> Consigna 1: Según el texto sobre la visita de Xi Jinping a España, ¿cuánto duró su estancia en el país?
> Consigna 2: Transcribe tal cual el fragmento del texto sobre la visita de Xi Jinping a España que arranca con las palabras "Jinping convertido en" y concluye con "sonriente que nunca.".

Por Claudia Luna Palencia

@claudialunapale

 

Desde que se bajó del avión, el presidente de China, Xi Jinping, arribó a España con una sonrisa tan amplia que acentuaba todavía más sus ojos asiáticos; quiso mostrarse afable, cordial y relajado con sus anfitriones en suelo europeo nada que ver con el gesto adusto del mandatario estadunidense, Donald Trump.

 

Cara o cruz, anverso y reverso: Jinping está encargándose con todo tino diplomático de mostrar que su país saldrá adelante con arrojo y aplomo ante la batería de aranceles impuestos por la Casa Blanca contra 6 mil 213 artículos y mercancías made in China que suponen un costo de 250 mil millones de dólares.

 

Jinping convertido en adalid de la globalización ha decidido no dar un solo paso atrás ante el acoso de Washington y mediante su política exterior sostiene una dinámica de acercamiento bilateral, multilateral y hasta de reconciliación dejando atrás viejas rencillas históricas, como sucedió recientemente con Japón, todo sea por el comercio y por la economía.

 

De visita oficial en el país ibérico, recibido con pompa y honores por el rey Felipe VI y el presidente del gobierno, Pedro Sánchez, durante su estancia de 48 horas el dignatario chino anunció una mayor apertura comercial en su país y el respeto a la propiedad intelectual.

 

Si Trump enarbola el proteccionismo, la ruptura y el unilateralismo, Jinping vende exactamente todo lo contrario… el primero lo hace mal encarado y el segundo, más sonriente que nunca.

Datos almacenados
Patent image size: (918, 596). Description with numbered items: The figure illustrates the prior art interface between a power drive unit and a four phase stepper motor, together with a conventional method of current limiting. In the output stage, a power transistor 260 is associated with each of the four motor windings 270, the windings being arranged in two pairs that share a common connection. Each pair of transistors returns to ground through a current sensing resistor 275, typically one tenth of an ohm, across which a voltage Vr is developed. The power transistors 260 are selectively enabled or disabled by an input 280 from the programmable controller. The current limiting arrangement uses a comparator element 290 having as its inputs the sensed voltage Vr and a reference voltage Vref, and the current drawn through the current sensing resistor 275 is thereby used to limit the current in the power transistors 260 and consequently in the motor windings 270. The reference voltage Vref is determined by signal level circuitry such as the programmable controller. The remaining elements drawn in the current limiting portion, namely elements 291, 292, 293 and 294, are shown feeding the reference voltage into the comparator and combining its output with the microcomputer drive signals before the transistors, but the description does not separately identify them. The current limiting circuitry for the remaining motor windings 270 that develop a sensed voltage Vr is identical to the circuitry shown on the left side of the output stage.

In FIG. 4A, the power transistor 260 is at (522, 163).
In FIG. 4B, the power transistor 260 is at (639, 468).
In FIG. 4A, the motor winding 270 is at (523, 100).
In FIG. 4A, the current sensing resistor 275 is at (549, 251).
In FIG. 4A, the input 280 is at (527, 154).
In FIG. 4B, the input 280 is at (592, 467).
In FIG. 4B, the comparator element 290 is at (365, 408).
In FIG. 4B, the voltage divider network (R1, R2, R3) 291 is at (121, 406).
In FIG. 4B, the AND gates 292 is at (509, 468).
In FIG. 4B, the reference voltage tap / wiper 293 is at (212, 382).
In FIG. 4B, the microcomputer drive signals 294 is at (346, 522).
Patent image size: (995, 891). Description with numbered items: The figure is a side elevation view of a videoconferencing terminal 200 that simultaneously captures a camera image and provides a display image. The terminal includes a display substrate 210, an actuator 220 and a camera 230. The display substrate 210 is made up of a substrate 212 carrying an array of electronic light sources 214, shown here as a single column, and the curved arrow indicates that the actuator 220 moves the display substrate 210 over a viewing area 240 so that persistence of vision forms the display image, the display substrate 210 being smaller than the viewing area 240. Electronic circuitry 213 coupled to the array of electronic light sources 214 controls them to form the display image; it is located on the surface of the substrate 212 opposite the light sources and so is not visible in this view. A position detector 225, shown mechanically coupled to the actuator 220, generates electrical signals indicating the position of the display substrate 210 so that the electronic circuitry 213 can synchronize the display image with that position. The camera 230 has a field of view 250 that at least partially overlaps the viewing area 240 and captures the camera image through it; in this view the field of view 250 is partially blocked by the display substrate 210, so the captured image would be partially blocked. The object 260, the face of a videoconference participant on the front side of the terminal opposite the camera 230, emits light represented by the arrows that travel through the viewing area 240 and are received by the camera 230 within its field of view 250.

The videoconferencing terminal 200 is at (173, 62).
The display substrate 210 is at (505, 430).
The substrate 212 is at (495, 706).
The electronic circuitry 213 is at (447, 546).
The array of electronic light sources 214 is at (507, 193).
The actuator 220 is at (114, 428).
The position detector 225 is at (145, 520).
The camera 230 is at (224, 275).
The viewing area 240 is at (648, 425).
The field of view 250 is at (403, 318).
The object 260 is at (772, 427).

> Solución 1: Su estancia duró 48 horas.

> Solución 2:
Jinping convertido en adalid de la globalización ha decidido no dar un solo paso atrás ante el acoso de Washington y mediante su política exterior sostiene una dinámica de acercamiento bilateral, multilateral y hasta de reconciliación dejando atrás viejas rencillas históricas, como sucedió recientemente con Japón, todo sea por el comercio y por la economía.

 

De visita oficial en el país ibérico, recibido con pompa y honores por el rey Felipe VI y el presidente del gobierno, Pedro Sánchez, durante su estancia de 48 horas el dignatario chino anunció una mayor apertura comercial en su país y el respeto a la propiedad intelectual.

 

Si Trump enarbola el proteccionismo, la ruptura y el unilateralismo, Jinping vende exactamente todo lo contrario… el primero lo hace mal encarado y el segundo, más sonriente que nunca.